== What is needed ==
Transcribe all of the records precisely as they are presented.

********************

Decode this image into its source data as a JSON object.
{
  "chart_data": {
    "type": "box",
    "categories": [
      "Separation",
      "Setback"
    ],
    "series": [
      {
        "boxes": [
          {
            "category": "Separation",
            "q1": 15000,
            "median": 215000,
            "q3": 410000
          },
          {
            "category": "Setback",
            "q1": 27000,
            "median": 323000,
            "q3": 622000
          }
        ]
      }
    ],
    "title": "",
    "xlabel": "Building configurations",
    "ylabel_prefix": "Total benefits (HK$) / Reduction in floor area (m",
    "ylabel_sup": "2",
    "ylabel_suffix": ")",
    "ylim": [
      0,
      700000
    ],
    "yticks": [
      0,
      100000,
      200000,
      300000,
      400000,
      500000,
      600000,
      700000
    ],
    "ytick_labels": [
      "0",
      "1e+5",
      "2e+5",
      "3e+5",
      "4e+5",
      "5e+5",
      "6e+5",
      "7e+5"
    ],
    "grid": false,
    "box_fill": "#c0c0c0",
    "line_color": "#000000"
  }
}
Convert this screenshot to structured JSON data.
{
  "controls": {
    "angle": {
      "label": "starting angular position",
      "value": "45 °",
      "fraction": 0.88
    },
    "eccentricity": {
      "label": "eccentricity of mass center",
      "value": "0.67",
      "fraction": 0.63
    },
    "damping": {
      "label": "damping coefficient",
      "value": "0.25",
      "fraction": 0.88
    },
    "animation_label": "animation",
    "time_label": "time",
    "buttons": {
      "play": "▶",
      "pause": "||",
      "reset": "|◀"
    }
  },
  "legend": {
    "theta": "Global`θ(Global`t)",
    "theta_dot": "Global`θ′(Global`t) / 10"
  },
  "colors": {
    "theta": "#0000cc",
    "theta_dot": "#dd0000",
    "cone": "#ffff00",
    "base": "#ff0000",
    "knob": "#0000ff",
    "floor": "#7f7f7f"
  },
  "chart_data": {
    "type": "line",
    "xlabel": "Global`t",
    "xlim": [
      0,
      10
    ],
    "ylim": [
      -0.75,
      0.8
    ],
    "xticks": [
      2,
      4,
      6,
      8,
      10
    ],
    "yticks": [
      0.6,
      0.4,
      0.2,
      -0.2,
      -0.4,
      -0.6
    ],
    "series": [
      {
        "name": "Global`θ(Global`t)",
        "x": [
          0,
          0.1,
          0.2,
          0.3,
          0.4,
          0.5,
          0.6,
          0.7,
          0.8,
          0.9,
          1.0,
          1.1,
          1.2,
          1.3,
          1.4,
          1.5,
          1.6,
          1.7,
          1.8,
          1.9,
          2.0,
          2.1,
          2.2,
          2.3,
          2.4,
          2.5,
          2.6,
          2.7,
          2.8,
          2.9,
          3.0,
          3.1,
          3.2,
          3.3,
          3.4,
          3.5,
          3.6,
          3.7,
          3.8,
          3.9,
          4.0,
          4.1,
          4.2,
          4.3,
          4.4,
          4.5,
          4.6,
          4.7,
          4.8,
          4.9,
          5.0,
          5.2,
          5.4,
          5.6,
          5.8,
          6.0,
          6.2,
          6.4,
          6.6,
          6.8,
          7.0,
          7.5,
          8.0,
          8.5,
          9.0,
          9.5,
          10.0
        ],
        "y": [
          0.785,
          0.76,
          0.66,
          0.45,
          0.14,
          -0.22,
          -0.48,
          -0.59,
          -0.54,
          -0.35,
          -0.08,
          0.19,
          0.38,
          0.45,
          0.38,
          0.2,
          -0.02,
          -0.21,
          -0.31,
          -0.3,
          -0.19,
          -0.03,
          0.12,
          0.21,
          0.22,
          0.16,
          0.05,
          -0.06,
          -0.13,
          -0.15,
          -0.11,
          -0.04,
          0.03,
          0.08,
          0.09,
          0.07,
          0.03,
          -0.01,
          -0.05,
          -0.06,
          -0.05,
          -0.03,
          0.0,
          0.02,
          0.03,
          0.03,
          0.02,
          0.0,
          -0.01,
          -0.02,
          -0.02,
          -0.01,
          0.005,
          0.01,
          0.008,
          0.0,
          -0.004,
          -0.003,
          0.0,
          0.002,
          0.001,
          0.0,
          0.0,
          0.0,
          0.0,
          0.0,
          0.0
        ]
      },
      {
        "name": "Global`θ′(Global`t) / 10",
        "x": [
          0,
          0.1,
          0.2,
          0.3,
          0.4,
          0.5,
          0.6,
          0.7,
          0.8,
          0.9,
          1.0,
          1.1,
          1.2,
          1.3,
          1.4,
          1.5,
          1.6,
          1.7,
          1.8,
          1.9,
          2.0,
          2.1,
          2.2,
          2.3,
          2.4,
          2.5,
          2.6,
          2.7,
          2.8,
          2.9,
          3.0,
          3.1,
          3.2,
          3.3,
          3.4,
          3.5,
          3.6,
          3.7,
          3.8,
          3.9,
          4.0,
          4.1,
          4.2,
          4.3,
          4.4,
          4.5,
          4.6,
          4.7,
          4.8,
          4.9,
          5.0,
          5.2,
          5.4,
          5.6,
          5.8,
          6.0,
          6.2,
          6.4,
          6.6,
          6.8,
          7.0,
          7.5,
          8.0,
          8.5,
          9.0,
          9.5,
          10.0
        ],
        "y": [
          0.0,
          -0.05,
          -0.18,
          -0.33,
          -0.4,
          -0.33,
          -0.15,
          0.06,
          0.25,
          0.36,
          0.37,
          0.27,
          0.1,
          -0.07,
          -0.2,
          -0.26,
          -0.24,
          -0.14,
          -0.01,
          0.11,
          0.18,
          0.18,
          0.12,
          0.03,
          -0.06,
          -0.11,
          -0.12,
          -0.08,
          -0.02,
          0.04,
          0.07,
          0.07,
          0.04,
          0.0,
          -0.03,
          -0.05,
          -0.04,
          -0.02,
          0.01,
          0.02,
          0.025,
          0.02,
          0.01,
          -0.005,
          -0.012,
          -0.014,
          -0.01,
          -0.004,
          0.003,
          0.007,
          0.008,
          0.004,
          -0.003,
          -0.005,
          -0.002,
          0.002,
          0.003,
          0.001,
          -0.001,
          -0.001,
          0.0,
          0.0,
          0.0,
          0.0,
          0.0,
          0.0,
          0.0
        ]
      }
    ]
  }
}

********************

== Response to the exercise ==
Decode this image into its source data as a JSON object.
{
  "chart_data": {
    "type": "box",
    "categories": [
      "Separation",
      "Setback"
    ],
    "series": [
      {
        "boxes": [
          {
            "category": "Separation",
            "q1": 15000,
            "median": 215000,
            "q3": 410000
          },
          {
            "category": "Setback",
            "q1": 27000,
            "median": 323000,
            "q3": 622000
          }
        ]
      }
    ],
    "title": "",
    "xlabel": "Building configurations",
    "ylabel_prefix": "Total benefits (HK$) / Reduction in floor area (m",
    "ylabel_sup": "2",
    "ylabel_suffix": ")",
    "ylim": [
      0,
      700000
    ],
    "yticks": [
      0,
      100000,
      200000,
      300000,
      400000,
      500000,
      600000,
      700000
    ],
    "ytick_labels": [
      "0",
      "1e+5",
      "2e+5",
      "3e+5",
      "4e+5",
      "5e+5",
      "6e+5",
      "7e+5"
    ],
    "grid": false,
    "box_fill": "#c0c0c0",
    "line_color": "#000000"
  }
}
Convert this screenshot to structured JSON data.
{
  "controls": {
    "angle": {
      "label": "starting angular position",
      "value": "45 °",
      "fraction": 0.88
    },
    "eccentricity": {
      "label": "eccentricity of mass center",
      "value": "0.67",
      "fraction": 0.63
    },
    "damping": {
      "label": "damping coefficient",
      "value": "0.25",
      "fraction": 0.88
    },
    "animation_label": "animation",
    "time_label": "time",
    "buttons": {
      "play": "▶",
      "pause": "||",
      "reset": "|◀"
    }
  },
  "legend": {
    "theta": "Global`θ(Global`t)",
    "theta_dot": "Global`θ′(Global`t) / 10"
  },
  "colors": {
    "theta": "#0000cc",
    "theta_dot": "#dd0000",
    "cone": "#ffff00",
    "base": "#ff0000",
    "knob": "#0000ff",
    "floor": "#7f7f7f"
  },
  "chart_data": {
    "type": "line",
    "xlabel": "Global`t",
    "xlim": [
      0,
      10
    ],
    "ylim": [
      -0.75,
      0.8
    ],
    "xticks": [
      2,
      4,
      6,
      8,
      10
    ],
    "yticks": [
      0.6,
      0.4,
      0.2,
      -0.2,
      -0.4,
      -0.6
    ],
    "series": [
      {
        "name": "Global`θ(Global`t)",
        "x": [
          0,
          0.1,
          0.2,
          0.3,
          0.4,
          0.5,
          0.6,
          0.7,
          0.8,
          0.9,
          1.0,
          1.1,
          1.2,
          1.3,
          1.4,
          1.5,
          1.6,
          1.7,
          1.8,
          1.9,
          2.0,
          2.1,
          2.2,
          2.3,
          2.4,
          2.5,
          2.6,
          2.7,
          2.8,
          2.9,
          3.0,
          3.1,
          3.2,
          3.3,
          3.4,
          3.5,
          3.6,
          3.7,
          3.8,
          3.9,
          4.0,
          4.1,
          4.2,
          4.3,
          4.4,
          4.5,
          4.6,
          4.7,
          4.8,
          4.9,
          5.0,
          5.2,
          5.4,
          5.6,
          5.8,
          6.0,
          6.2,
          6.4,
          6.6,
          6.8,
          7.0,
          7.5,
          8.0,
          8.5,
          9.0,
          9.5,
          10.0
        ],
        "y": [
          0.785,
          0.76,
          0.66,
          0.45,
          0.14,
          -0.22,
          -0.48,
          -0.59,
          -0.54,
          -0.35,
          -0.08,
          0.19,
          0.38,
          0.45,
          0.38,
          0.2,
          -0.02,
          -0.21,
          -0.31,
          -0.3,
          -0.19,
          -0.03,
          0.12,
          0.21,
          0.22,
          0.16,
          0.05,
          -0.06,
          -0.13,
          -0.15,
          -0.11,
          -0.04,
          0.03,
          0.08,
          0.09,
          0.07,
          0.03,
          -0.01,
          -0.05,
          -0.06,
          -0.05,
          -0.03,
          0.0,
          0.02,
          0.03,
          0.03,
          0.02,
          0.0,
          -0.01,
          -0.02,
          -0.02,
          -0.01,
          0.005,
          0.01,
          0.008,
          0.0,
          -0.004,
          -0.003,
          0.0,
          0.002,
          0.001,
          0.0,
          0.0,
          0.0,
          0.0,
          0.0,
          0.0
        ]
      },
      {
        "name": "Global`θ′(Global`t) / 10",
        "x": [
          0,
          0.1,
          0.2,
          0.3,
          0.4,
          0.5,
          0.6,
          0.7,
          0.8,
          0.9,
          1.0,
          1.1,
          1.2,
          1.3,
          1.4,
          1.5,
          1.6,
          1.7,
          1.8,
          1.9,
          2.0,
          2.1,
          2.2,
          2.3,
          2.4,
          2.5,
          2.6,
          2.7,
          2.8,
          2.9,
          3.0,
          3.1,
          3.2,
          3.3,
          3.4,
          3.5,
          3.6,
          3.7,
          3.8,
          3.9,
          4.0,
          4.1,
          4.2,
          4.3,
          4.4,
          4.5,
          4.6,
          4.7,
          4.8,
          4.9,
          5.0,
          5.2,
          5.4,
          5.6,
          5.8,
          6.0,
          6.2,
          6.4,
          6.6,
          6.8,
          7.0,
          7.5,
          8.0,
          8.5,
          9.0,
          9.5,
          10.0
        ],
        "y": [
          0.0,
          -0.05,
          -0.18,
          -0.33,
          -0.4,
          -0.33,
          -0.15,
          0.06,
          0.25,
          0.36,
          0.37,
          0.27,
          0.1,
          -0.07,
          -0.2,
          -0.26,
          -0.24,
          -0.14,
          -0.01,
          0.11,
          0.18,
          0.18,
          0.12,
          0.03,
          -0.06,
          -0.11,
          -0.12,
          -0.08,
          -0.02,
          0.04,
          0.07,
          0.07,
          0.04,
          0.0,
          -0.03,
          -0.05,
          -0.04,
          -0.02,
          0.01,
          0.02,
          0.025,
          0.02,
          0.01,
          -0.005,
          -0.012,
          -0.014,
          -0.01,
          -0.004,
          0.003,
          0.007,
          0.008,
          0.004,
          -0.003,
          -0.005,
          -0.002,
          0.002,
          0.003,
          0.001,
          -0.001,
          -0.001,
          0.0,
          0.0,
          0.0,
          0.0,
          0.0,
          0.0,
          0.0
        ]
      }
    ]
  }
}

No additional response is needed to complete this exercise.